> Description of the task:
Every entry below should be repeated exactly; the pictures should not.

> Dataset entries on figures:

—————

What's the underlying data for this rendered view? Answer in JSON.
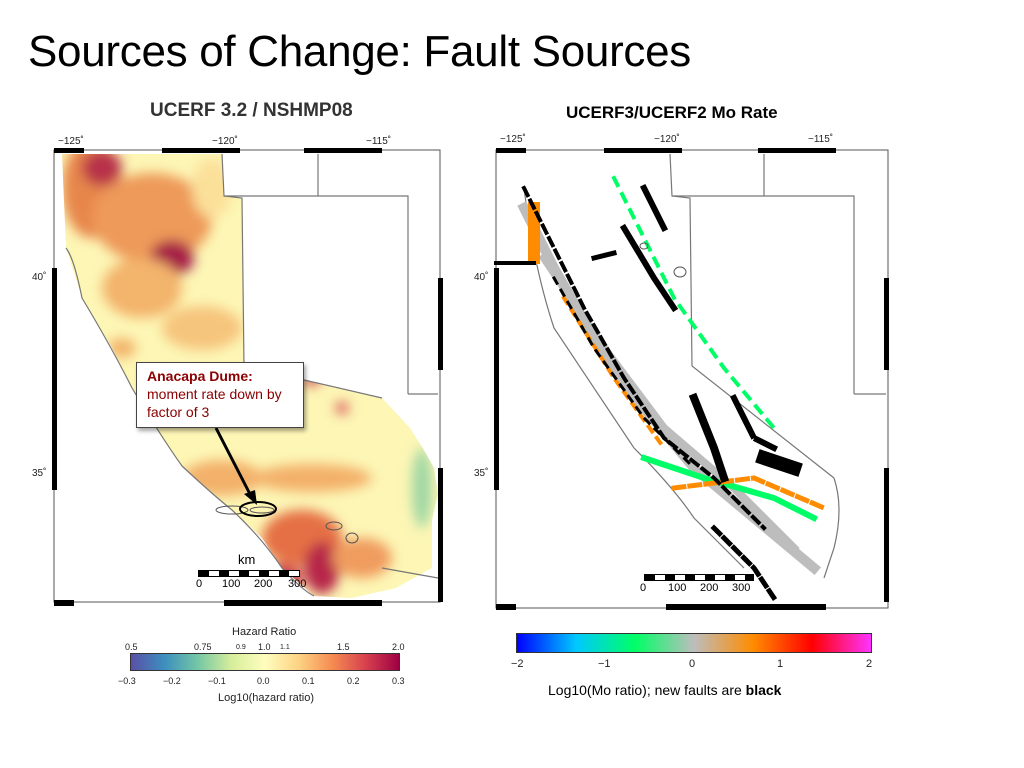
{
  "slide": {
    "title": "Sources of Change: Fault Sources"
  },
  "left_map": {
    "title": "UCERF 3.2 / NSHMP08",
    "lon_ticks": [
      "−125˚",
      "−120˚",
      "−115˚"
    ],
    "lat_ticks": [
      "40˚",
      "35˚"
    ],
    "callout": {
      "heading": "Anacapa Dume:",
      "body": "moment rate down by factor of 3"
    },
    "scale": {
      "unit": "km",
      "ticks": [
        "0",
        "100",
        "200",
        "300"
      ]
    },
    "colorbar": {
      "title": "Hazard Ratio",
      "top_ticks": [
        "0.5",
        "0.75",
        "0.9",
        "1.0",
        "1.1",
        "1.5",
        "2.0"
      ],
      "bottom_ticks": [
        "−0.3",
        "−0.2",
        "−0.1",
        "0.0",
        "0.1",
        "0.2",
        "0.3"
      ],
      "xlabel": "Log10(hazard ratio)",
      "colors": [
        "#5a4fa6",
        "#3d8fbf",
        "#74c7a5",
        "#d6ee9b",
        "#fffdbe",
        "#fdd384",
        "#f68c52",
        "#d7414e",
        "#9e0142"
      ]
    }
  },
  "right_map": {
    "title": "UCERF3/UCERF2 Mo Rate",
    "lon_ticks": [
      "−125˚",
      "−120˚",
      "−115˚"
    ],
    "lat_ticks": [
      "40˚",
      "35˚"
    ],
    "scale": {
      "ticks": [
        "0",
        "100",
        "200",
        "300"
      ]
    },
    "colorbar": {
      "ticks": [
        "−2",
        "−1",
        "0",
        "1",
        "2"
      ],
      "colors": [
        "#0000ff",
        "#00c8ff",
        "#00ff66",
        "#bdbdbd",
        "#ff8c00",
        "#ff0000",
        "#ff33ff"
      ],
      "caption_prefix": "Log10(Mo ratio); new faults are",
      "caption_bold": "black"
    }
  }
}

—————

> Correct answer:
What's the underlying data for this rendered view? Answer in JSON.
{
  "slide": {
    "title": "Sources of Change: Fault Sources"
  },
  "left_map": {
    "title": "UCERF 3.2 / NSHMP08",
    "lon_ticks": [
      "−125˚",
      "−120˚",
      "−115˚"
    ],
    "lat_ticks": [
      "40˚",
      "35˚"
    ],
    "callout": {
      "heading": "Anacapa Dume:",
      "body": "moment rate down by factor of 3"
    },
    "scale": {
      "unit": "km",
      "ticks": [
        "0",
        "100",
        "200",
        "300"
      ]
    },
    "colorbar": {
      "title": "Hazard Ratio",
      "top_ticks": [
        "0.5",
        "0.75",
        "0.9",
        "1.0",
        "1.1",
        "1.5",
        "2.0"
      ],
      "bottom_ticks": [
        "−0.3",
        "−0.2",
        "−0.1",
        "0.0",
        "0.1",
        "0.2",
        "0.3"
      ],
      "xlabel": "Log10(hazard ratio)",
      "colors": [
        "#5a4fa6",
        "#3d8fbf",
        "#74c7a5",
        "#d6ee9b",
        "#fffdbe",
        "#fdd384",
        "#f68c52",
        "#d7414e",
        "#9e0142"
      ]
    }
  },
  "right_map": {
    "title": "UCERF3/UCERF2 Mo Rate",
    "lon_ticks": [
      "−125˚",
      "−120˚",
      "−115˚"
    ],
    "lat_ticks": [
      "40˚",
      "35˚"
    ],
    "scale": {
      "ticks": [
        "0",
        "100",
        "200",
        "300"
      ]
    },
    "colorbar": {
      "ticks": [
        "−2",
        "−1",
        "0",
        "1",
        "2"
      ],
      "colors": [
        "#0000ff",
        "#00c8ff",
        "#00ff66",
        "#bdbdbd",
        "#ff8c00",
        "#ff0000",
        "#ff33ff"
      ],
      "caption_prefix": "Log10(Mo ratio); new faults are",
      "caption_bold": "black"
    }
  }
}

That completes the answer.